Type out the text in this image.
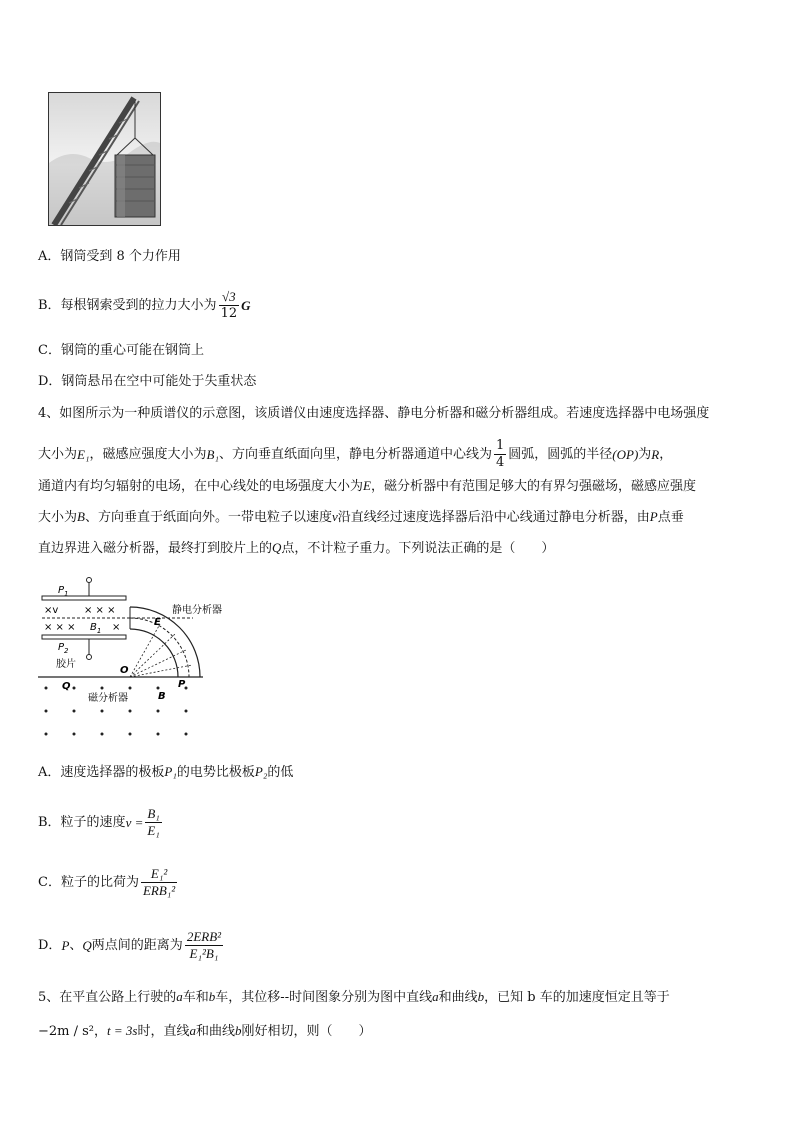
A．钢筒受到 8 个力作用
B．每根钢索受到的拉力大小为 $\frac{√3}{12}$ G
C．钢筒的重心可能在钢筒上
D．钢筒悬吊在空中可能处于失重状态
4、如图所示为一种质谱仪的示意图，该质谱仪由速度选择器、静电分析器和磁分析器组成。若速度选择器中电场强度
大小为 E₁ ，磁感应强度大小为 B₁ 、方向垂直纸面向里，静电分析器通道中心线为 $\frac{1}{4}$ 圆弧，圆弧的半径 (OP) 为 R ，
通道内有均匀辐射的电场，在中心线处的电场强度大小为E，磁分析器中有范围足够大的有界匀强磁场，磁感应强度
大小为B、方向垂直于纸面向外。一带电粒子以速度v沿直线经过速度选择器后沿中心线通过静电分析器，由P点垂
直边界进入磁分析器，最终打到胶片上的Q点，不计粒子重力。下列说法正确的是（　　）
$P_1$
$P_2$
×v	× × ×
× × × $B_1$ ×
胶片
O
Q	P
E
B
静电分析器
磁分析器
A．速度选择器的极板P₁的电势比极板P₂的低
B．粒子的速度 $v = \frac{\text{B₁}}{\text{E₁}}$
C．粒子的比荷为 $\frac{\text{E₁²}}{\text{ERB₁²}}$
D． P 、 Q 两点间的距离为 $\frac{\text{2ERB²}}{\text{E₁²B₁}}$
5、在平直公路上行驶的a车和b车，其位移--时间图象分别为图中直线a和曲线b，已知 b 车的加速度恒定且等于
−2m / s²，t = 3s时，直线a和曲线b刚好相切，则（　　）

★ ★ ★ ★

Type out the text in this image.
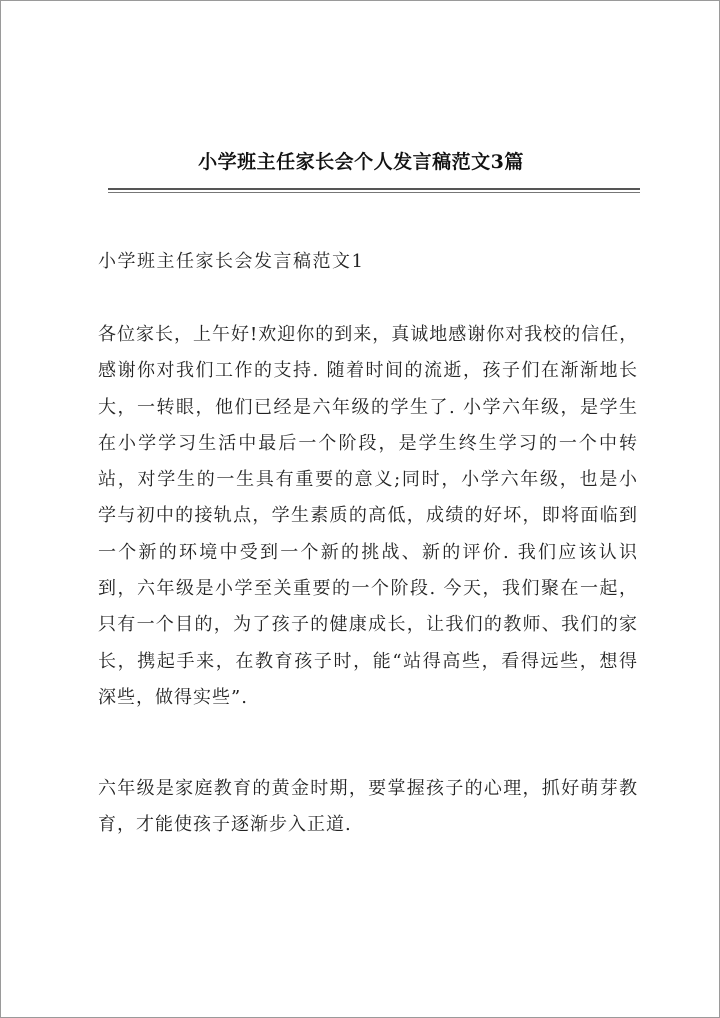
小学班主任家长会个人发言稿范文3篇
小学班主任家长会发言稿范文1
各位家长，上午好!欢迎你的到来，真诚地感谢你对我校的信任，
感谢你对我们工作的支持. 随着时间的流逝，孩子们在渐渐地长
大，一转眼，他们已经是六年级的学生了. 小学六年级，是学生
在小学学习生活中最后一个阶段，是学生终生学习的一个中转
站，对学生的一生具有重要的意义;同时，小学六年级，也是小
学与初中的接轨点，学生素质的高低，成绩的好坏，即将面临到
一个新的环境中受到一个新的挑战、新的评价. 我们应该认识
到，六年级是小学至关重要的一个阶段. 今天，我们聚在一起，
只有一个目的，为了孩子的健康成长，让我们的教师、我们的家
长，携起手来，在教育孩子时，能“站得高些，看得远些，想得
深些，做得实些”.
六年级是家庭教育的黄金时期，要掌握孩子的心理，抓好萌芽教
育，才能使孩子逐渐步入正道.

★ ★ ★ ★

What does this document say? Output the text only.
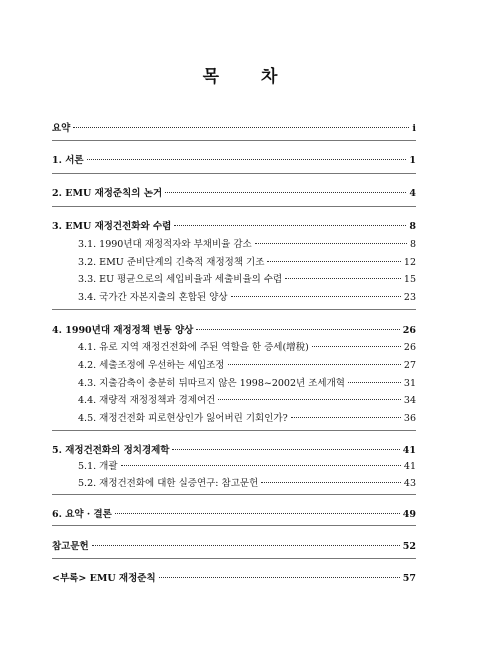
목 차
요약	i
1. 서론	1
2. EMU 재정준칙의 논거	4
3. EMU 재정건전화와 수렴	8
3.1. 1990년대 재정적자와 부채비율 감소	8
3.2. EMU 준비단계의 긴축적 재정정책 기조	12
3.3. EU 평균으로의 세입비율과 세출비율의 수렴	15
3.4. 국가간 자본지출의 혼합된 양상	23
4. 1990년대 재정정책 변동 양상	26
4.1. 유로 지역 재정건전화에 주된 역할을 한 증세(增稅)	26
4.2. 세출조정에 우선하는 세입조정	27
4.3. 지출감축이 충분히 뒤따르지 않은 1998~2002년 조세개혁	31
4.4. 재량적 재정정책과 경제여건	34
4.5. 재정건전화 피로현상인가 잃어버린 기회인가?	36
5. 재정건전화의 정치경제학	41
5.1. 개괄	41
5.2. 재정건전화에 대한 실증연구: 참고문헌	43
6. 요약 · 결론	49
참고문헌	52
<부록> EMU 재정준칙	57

★ ★ ★ ★

**Task:**
Show each line holding the word "text".

**Reply:**
Type out the text in this image.
B．粒子的速度 $v = \frac{\text{B₁}}{\text{E₁}}$
C．粒子的比荷为 $\frac{\text{E₁²}}{\text{ERB₁²}}$
D． P 、 Q 两点间的距离为 $\frac{\text{2ERB²}}{\text{E₁²B₁}}$
Type out the text in this image.
What does this document say? Output the text only.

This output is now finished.